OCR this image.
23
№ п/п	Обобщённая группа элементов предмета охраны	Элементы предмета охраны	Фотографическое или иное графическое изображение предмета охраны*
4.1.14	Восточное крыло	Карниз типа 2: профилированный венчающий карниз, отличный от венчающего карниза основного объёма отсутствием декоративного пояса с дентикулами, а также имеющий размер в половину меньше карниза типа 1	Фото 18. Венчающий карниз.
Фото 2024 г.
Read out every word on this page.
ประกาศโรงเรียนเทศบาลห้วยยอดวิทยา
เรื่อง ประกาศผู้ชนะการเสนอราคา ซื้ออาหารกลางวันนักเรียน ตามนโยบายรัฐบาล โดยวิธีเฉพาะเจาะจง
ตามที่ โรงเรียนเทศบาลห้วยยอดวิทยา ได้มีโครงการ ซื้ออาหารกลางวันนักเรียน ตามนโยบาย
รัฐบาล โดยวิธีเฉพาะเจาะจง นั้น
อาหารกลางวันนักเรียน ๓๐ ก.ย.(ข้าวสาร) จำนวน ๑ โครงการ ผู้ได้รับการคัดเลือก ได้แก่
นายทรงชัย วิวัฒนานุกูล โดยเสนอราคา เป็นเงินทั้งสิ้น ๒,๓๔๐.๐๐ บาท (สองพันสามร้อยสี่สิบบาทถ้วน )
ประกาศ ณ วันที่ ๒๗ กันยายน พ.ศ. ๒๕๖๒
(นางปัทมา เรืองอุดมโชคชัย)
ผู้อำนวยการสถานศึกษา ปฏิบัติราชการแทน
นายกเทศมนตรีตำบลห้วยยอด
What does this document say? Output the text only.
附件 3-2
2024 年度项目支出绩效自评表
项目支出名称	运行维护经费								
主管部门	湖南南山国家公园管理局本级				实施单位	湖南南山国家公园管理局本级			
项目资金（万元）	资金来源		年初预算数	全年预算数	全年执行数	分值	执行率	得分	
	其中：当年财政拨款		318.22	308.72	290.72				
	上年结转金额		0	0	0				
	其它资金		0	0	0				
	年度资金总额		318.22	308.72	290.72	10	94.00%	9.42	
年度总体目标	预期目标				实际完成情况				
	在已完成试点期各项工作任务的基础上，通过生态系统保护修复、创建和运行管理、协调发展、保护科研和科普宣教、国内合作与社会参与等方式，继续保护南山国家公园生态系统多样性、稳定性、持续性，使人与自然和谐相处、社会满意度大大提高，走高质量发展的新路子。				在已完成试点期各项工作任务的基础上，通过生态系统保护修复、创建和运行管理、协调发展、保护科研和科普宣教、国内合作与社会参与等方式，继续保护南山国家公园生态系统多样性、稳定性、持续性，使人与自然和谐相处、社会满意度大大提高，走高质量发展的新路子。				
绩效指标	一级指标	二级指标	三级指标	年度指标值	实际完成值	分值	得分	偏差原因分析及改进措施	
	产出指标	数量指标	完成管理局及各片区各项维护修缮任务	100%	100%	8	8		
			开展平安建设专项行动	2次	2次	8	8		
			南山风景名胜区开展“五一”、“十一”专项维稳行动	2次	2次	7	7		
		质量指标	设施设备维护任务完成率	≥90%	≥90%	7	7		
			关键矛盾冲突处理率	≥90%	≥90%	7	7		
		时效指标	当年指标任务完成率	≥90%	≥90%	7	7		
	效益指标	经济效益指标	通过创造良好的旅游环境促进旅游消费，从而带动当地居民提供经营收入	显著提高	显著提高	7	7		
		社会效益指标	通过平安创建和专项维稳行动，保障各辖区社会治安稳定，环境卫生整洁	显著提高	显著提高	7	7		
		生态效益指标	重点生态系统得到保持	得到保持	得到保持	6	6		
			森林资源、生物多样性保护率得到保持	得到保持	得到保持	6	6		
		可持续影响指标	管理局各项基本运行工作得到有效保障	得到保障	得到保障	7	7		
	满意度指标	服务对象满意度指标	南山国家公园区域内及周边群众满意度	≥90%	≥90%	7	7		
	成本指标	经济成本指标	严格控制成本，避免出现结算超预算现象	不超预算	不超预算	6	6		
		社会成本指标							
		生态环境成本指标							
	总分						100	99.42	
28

* **Your objective**
Return each full line of the entries that contains the word "ยนเทศบาลห".

* **Answer to this exercise**
ประกาศโรงเรียนเทศบาลห้วยยอดวิทยา
ตามที่ โรงเรียนเทศบาลห้วยยอดวิทยา ได้มีโครงการ ซื้ออาหารกลางวันนักเรียน ตามนโยบาย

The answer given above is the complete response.